Requirements: Seek out every line containing the word "ఆయనన", and copy each.

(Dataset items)
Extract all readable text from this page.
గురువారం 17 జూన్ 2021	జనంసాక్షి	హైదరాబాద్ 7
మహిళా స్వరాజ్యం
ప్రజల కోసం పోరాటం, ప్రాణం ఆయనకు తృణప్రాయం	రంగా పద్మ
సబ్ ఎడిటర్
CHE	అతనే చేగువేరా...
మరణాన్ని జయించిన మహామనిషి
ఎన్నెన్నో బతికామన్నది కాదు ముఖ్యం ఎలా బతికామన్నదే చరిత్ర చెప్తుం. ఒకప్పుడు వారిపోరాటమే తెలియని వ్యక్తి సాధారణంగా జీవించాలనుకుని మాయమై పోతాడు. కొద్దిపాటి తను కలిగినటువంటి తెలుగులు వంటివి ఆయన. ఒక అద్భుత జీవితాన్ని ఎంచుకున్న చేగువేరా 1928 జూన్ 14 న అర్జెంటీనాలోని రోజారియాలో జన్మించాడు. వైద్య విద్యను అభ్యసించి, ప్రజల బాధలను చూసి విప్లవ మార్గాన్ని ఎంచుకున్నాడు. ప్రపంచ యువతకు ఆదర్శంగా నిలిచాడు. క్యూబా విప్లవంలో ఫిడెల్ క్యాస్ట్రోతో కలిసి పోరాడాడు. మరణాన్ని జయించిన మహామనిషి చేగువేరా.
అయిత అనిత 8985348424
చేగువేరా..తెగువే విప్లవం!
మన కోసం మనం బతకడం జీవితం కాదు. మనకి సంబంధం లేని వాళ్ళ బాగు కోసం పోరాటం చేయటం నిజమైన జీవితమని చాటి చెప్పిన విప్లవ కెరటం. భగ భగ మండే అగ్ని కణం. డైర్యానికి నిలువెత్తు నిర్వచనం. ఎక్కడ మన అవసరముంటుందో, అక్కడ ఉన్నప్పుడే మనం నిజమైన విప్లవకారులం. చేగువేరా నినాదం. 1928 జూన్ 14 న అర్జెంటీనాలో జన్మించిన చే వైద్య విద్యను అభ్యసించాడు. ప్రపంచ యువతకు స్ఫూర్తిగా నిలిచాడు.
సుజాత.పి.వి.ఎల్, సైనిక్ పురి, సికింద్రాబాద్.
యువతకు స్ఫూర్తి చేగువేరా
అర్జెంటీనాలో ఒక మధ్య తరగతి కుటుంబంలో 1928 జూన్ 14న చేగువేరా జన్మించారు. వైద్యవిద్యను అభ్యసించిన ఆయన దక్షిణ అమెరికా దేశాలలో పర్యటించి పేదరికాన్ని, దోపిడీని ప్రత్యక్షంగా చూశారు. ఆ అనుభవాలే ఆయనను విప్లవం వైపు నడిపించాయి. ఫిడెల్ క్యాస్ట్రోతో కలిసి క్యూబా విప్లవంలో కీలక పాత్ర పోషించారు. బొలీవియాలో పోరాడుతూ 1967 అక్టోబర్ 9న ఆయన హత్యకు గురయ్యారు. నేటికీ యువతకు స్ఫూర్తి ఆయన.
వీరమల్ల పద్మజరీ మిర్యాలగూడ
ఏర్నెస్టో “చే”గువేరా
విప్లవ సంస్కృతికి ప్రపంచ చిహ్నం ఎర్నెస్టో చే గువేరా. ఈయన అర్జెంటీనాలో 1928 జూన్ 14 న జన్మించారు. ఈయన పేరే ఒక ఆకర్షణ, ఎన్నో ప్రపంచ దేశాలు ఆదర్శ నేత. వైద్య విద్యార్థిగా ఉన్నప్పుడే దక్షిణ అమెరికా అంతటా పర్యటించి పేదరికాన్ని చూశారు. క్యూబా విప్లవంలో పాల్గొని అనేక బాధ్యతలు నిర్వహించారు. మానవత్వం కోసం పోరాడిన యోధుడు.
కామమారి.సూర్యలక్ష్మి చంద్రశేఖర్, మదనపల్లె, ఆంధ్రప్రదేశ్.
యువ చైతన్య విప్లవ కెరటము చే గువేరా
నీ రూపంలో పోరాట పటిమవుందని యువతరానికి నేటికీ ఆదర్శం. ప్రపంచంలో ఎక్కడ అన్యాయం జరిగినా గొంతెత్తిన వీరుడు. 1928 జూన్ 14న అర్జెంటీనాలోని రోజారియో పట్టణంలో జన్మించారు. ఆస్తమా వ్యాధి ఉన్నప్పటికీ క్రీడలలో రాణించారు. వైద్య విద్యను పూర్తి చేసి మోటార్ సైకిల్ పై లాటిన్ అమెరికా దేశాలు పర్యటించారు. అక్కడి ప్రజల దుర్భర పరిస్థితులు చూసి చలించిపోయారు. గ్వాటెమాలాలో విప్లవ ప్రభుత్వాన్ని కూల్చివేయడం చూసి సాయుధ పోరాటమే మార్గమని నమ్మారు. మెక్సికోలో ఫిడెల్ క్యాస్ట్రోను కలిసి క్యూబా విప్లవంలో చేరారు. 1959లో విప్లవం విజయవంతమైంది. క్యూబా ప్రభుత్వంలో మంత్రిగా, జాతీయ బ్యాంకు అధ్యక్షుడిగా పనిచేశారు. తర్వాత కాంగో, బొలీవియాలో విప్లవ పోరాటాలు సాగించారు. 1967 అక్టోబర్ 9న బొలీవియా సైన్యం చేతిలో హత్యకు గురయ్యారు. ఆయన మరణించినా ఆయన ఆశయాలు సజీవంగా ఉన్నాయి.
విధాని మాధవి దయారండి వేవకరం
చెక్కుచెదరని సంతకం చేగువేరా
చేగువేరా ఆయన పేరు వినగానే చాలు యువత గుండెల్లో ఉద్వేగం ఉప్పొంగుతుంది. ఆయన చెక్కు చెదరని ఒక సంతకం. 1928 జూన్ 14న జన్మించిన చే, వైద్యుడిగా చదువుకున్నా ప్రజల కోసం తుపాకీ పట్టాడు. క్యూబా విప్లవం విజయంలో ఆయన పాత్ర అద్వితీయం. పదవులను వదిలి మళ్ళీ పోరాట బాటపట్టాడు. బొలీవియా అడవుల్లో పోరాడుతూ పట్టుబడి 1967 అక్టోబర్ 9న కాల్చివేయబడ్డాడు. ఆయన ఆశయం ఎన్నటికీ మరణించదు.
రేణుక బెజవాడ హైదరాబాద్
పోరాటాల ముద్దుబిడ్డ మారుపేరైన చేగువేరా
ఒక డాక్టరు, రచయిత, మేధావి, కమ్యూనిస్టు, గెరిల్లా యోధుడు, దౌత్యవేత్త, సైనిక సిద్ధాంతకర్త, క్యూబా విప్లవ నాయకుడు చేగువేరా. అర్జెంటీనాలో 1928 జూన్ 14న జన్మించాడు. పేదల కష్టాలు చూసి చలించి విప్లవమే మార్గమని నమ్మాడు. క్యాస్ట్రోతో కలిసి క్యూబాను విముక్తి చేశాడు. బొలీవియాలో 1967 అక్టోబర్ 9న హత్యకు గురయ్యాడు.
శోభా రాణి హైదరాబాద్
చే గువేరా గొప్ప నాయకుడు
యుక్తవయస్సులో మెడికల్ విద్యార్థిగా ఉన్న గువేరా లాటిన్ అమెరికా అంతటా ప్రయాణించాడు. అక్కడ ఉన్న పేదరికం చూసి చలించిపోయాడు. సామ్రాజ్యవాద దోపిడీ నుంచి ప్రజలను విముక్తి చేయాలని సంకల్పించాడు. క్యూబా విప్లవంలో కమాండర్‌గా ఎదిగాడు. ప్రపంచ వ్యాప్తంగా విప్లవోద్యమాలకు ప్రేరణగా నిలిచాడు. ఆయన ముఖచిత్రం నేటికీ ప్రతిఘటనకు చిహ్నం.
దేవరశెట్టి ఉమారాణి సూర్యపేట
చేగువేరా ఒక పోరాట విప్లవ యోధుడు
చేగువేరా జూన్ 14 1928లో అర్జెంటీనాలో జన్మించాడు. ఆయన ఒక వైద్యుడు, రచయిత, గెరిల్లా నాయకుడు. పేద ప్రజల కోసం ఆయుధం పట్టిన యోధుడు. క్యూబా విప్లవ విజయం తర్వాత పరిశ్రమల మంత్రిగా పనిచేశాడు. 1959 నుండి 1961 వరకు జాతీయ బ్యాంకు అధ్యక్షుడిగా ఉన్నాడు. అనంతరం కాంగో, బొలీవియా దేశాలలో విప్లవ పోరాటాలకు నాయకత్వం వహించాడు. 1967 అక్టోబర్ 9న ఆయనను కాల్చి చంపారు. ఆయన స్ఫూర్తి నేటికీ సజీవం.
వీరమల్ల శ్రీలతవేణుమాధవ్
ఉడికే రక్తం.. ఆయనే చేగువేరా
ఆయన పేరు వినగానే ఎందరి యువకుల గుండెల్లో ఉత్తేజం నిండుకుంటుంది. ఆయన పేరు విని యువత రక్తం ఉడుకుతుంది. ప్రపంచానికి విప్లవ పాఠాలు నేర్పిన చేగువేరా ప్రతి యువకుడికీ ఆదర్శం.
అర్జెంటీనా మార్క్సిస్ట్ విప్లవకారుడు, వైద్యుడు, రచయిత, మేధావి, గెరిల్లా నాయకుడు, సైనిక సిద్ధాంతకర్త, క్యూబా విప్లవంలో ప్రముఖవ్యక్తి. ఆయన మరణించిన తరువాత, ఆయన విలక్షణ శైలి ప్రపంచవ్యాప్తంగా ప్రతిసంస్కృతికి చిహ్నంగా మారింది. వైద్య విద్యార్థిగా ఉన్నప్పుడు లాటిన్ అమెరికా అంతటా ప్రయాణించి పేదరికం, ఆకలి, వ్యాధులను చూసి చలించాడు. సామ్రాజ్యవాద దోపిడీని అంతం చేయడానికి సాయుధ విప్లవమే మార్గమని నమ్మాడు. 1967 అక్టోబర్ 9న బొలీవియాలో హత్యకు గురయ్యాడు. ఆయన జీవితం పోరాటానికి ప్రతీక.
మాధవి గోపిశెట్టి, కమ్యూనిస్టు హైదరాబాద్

Response to this task:
అర్జెంటీనాలో ఒక మధ్య తరగతి కుటుంబంలో 1928 జూన్ 14న చేగువేరా జన్మించారు. వైద్యవిద్యను అభ్యసించిన ఆయన దక్షిణ అమెరికా దేశాలలో పర్యటించి పేదరికాన్ని, దోపిడీని ప్రత్యక్షంగా చూశారు. ఆ అనుభవాలే ఆయనను విప్లవం వైపు నడిపించాయి. ఫిడెల్ క్యాస్ట్రోతో కలిసి క్యూబా విప్లవంలో కీలక పాత్ర పోషించారు. బొలీవియాలో పోరాడుతూ 1967 అక్టోబర్ 9న ఆయన హత్యకు గురయ్యారు. నేటికీ యువతకు స్ఫూర్తి ఆయన.
చేగువేరా జూన్ 14 1928లో అర్జెంటీనాలో జన్మించాడు. ఆయన ఒక వైద్యుడు, రచయిత, గెరిల్లా నాయకుడు. పేద ప్రజల కోసం ఆయుధం పట్టిన యోధుడు. క్యూబా విప్లవ విజయం తర్వాత పరిశ్రమల మంత్రిగా పనిచేశాడు. 1959 నుండి 1961 వరకు జాతీయ బ్యాంకు అధ్యక్షుడిగా ఉన్నాడు. అనంతరం కాంగో, బొలీవియా దేశాలలో విప్లవ పోరాటాలకు నాయకత్వం వహించాడు. 1967 అక్టోబర్ 9న ఆయనను కాల్చి చంపారు. ఆయన స్ఫూర్తి నేటికీ సజీవం.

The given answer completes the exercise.